### Requirement
Select, from the material below, each line with "this" in it.

------ Record list

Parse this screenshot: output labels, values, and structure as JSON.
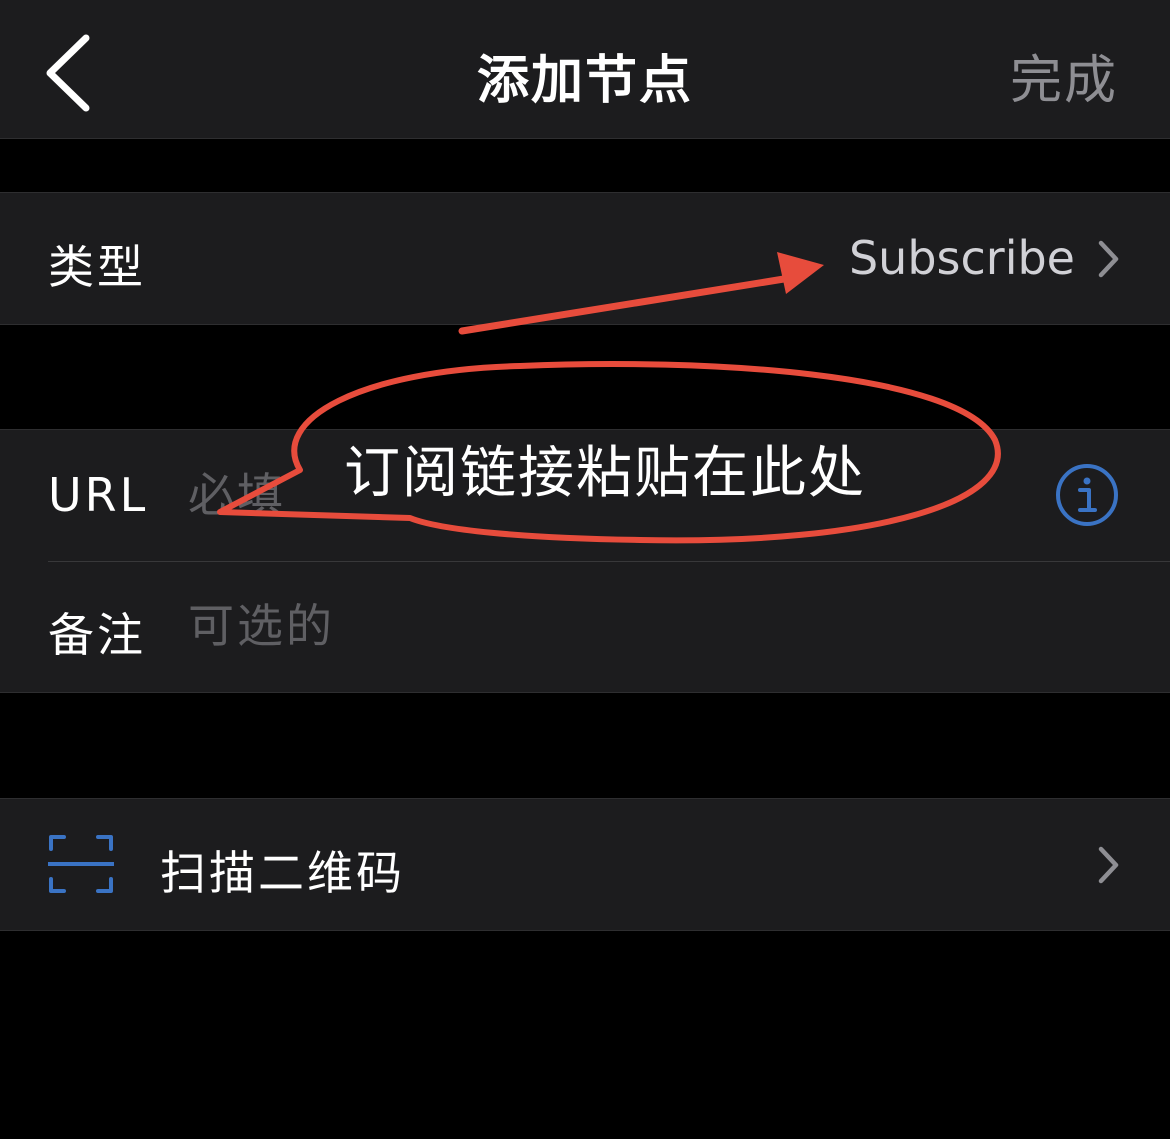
{
  "nav": {
    "title": "添加节点",
    "done_label": "完成",
    "back_icon": "chevron-left-icon"
  },
  "type_cell": {
    "label": "类型",
    "value": "Subscribe",
    "chevron_icon": "chevron-right-icon"
  },
  "url_cell": {
    "label": "URL",
    "placeholder": "必填",
    "value": "",
    "info_icon": "info-circle-icon"
  },
  "note_cell": {
    "label": "备注",
    "placeholder": "可选的",
    "value": ""
  },
  "scan_cell": {
    "label": "扫描二维码",
    "icon": "qr-scan-icon",
    "chevron_icon": "chevron-right-icon"
  },
  "annotation": {
    "text": "订阅链接粘贴在此处",
    "color": "#e74c3c"
  },
  "colors": {
    "background": "#000000",
    "cell_background": "#1c1c1e",
    "accent_blue": "#3a73c4",
    "placeholder": "#5f5f63",
    "secondary_text": "#8e8e93"
  }
}
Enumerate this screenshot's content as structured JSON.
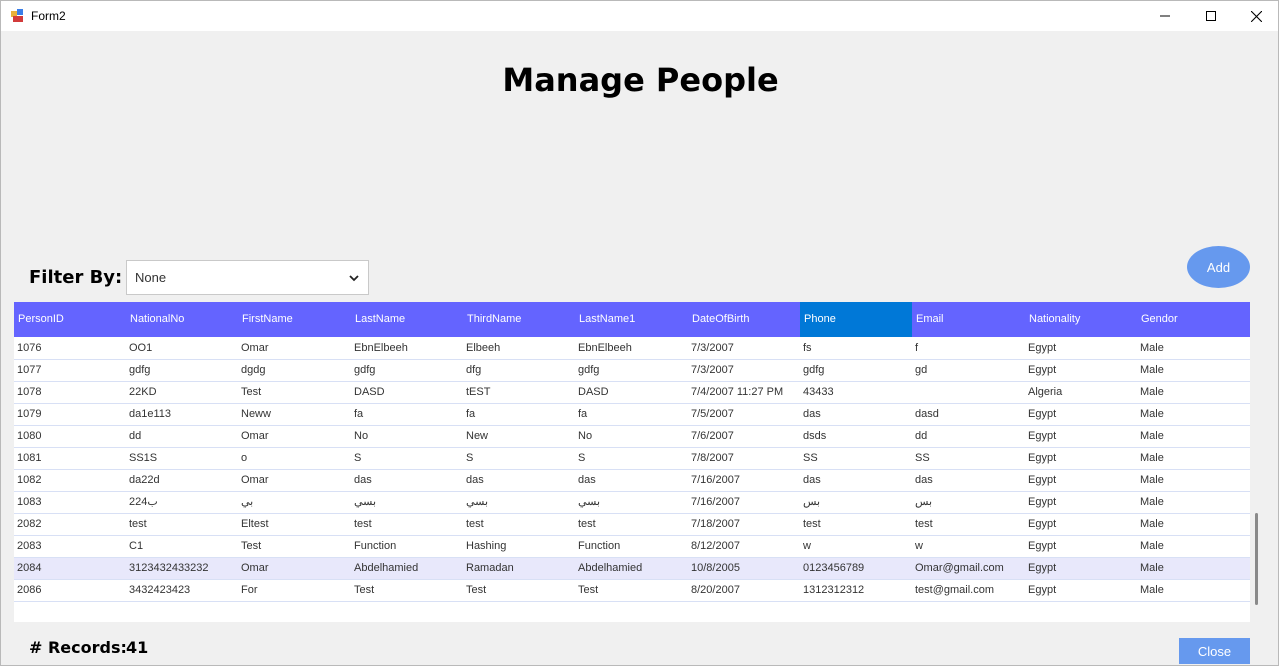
{
  "window": {
    "title": "Form2"
  },
  "page": {
    "heading": "Manage People"
  },
  "filter": {
    "label": "Filter By:",
    "selected": "None"
  },
  "buttons": {
    "add": "Add",
    "close": "Close"
  },
  "grid": {
    "columns": [
      "PersonID",
      "NationalNo",
      "FirstName",
      "LastName",
      "ThirdName",
      "LastName1",
      "DateOfBirth",
      "Phone",
      "Email",
      "Nationality",
      "Gendor"
    ],
    "highlighted_column": "Phone",
    "selected_row": "2084",
    "rows": [
      [
        "1076",
        "OO1",
        "Omar",
        "EbnElbeeh",
        "Elbeeh",
        "EbnElbeeh",
        "7/3/2007",
        "fs",
        "f",
        "Egypt",
        "Male"
      ],
      [
        "1077",
        "gdfg",
        "dgdg",
        "gdfg",
        "dfg",
        "gdfg",
        "7/3/2007",
        "gdfg",
        "gd",
        "Egypt",
        "Male"
      ],
      [
        "1078",
        "22KD",
        "Test",
        "DASD",
        "tEST",
        "DASD",
        "7/4/2007 11:27 PM",
        "43433",
        "",
        "Algeria",
        "Male"
      ],
      [
        "1079",
        "da1e113",
        "Neww",
        "fa",
        "fa",
        "fa",
        "7/5/2007",
        "das",
        "dasd",
        "Egypt",
        "Male"
      ],
      [
        "1080",
        "dd",
        "Omar",
        "No",
        "New",
        "No",
        "7/6/2007",
        "dsds",
        "dd",
        "Egypt",
        "Male"
      ],
      [
        "1081",
        "SS1S",
        "o",
        "S",
        "S",
        "S",
        "7/8/2007",
        "SS",
        "SS",
        "Egypt",
        "Male"
      ],
      [
        "1082",
        "da22d",
        "Omar",
        "das",
        "das",
        "das",
        "7/16/2007",
        "das",
        "das",
        "Egypt",
        "Male"
      ],
      [
        "1083",
        "ب224",
        "بي",
        "بسي",
        "بسي",
        "بسي",
        "7/16/2007",
        "بس",
        "بس",
        "Egypt",
        "Male"
      ],
      [
        "2082",
        "test",
        "Eltest",
        "test",
        "test",
        "test",
        "7/18/2007",
        "test",
        "test",
        "Egypt",
        "Male"
      ],
      [
        "2083",
        "C1",
        "Test",
        "Function",
        "Hashing",
        "Function",
        "8/12/2007",
        "w",
        "w",
        "Egypt",
        "Male"
      ],
      [
        "2084",
        "3123432433232",
        "Omar",
        "Abdelhamied",
        "Ramadan",
        "Abdelhamied",
        "10/8/2005",
        "0123456789",
        "Omar@gmail.com",
        "Egypt",
        "Male"
      ],
      [
        "2086",
        "3432423423",
        "For",
        "Test",
        "Test",
        "Test",
        "8/20/2007",
        "1312312312",
        "test@gmail.com",
        "Egypt",
        "Male"
      ]
    ]
  },
  "records": {
    "label": "# Records:",
    "count": "41"
  },
  "colors": {
    "header_bg": "#6464ff",
    "highlight_col": "#0078d7",
    "button_bg": "#6699ee",
    "selected_row": "#e8e8fb"
  },
  "icons": {
    "app": "form-app-icon",
    "minimize": "minimize-icon",
    "maximize": "maximize-icon",
    "close": "close-icon",
    "dropdown": "chevron-down-icon"
  }
}
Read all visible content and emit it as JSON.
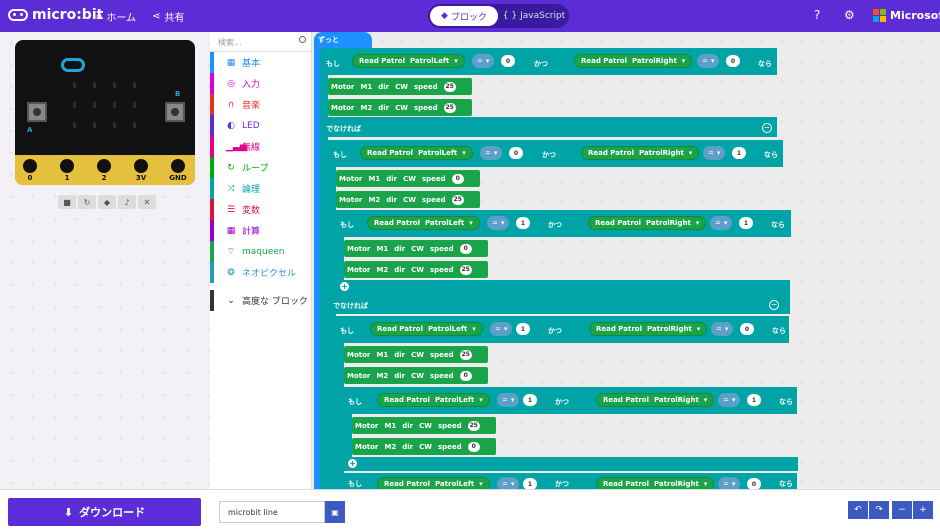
{
  "header": {
    "logo_text": "micro:bit",
    "home_label": "ホーム",
    "share_label": "共有",
    "blocks_tab": "ブロック",
    "js_tab": "JavaScript",
    "ms_label": "Microsoft"
  },
  "simulator": {
    "pins": [
      "0",
      "1",
      "2",
      "3V",
      "GND"
    ],
    "button_a": "A",
    "button_b": "B"
  },
  "toolbox": {
    "search_placeholder": "検索...",
    "categories": [
      {
        "label": "基本",
        "color": "#1e90ff",
        "icon": "grid-icon"
      },
      {
        "label": "入力",
        "color": "#d400d4",
        "icon": "target-icon"
      },
      {
        "label": "音楽",
        "color": "#e63022",
        "icon": "headphones-icon"
      },
      {
        "label": "LED",
        "color": "#5c2dd6",
        "icon": "toggle-icon"
      },
      {
        "label": "無線",
        "color": "#e3008c",
        "icon": "signal-icon"
      },
      {
        "label": "ループ",
        "color": "#00aa00",
        "icon": "loop-icon"
      },
      {
        "label": "論理",
        "color": "#00a4a6",
        "icon": "shuffle-icon"
      },
      {
        "label": "変数",
        "color": "#dc143c",
        "icon": "list-icon"
      },
      {
        "label": "計算",
        "color": "#9400d3",
        "icon": "calculator-icon"
      },
      {
        "label": "maqueen",
        "color": "#1aa44a",
        "icon": "wifi-icon"
      },
      {
        "label": "ネオピクセル",
        "color": "#2699bf",
        "icon": "spinner-icon"
      },
      {
        "label": "高度な ブロック",
        "color": "#333333",
        "icon": "chevron-down-icon"
      }
    ]
  },
  "workspace": {
    "forever_label": "ずっと",
    "if_label": "もし",
    "else_label": "でなければ",
    "and_label": "かつ",
    "then_label": "なら",
    "read_patrol": "Read Patrol",
    "patrol_left": "PatrolLeft",
    "patrol_right": "PatrolRight",
    "op_eq": "=",
    "motor_label": "Motor",
    "m1": "M1",
    "m2": "M2",
    "dir_label": "dir",
    "cw": "CW",
    "speed_label": "speed",
    "val_0": "0",
    "val_1": "1",
    "val_25": "25"
  },
  "footer": {
    "download_label": "ダウンロード",
    "project_name": "microbit line"
  }
}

------------

### The response
Parse this screenshot: output labels, values, and structure as JSON.
Enumerate this screenshot's content as structured JSON.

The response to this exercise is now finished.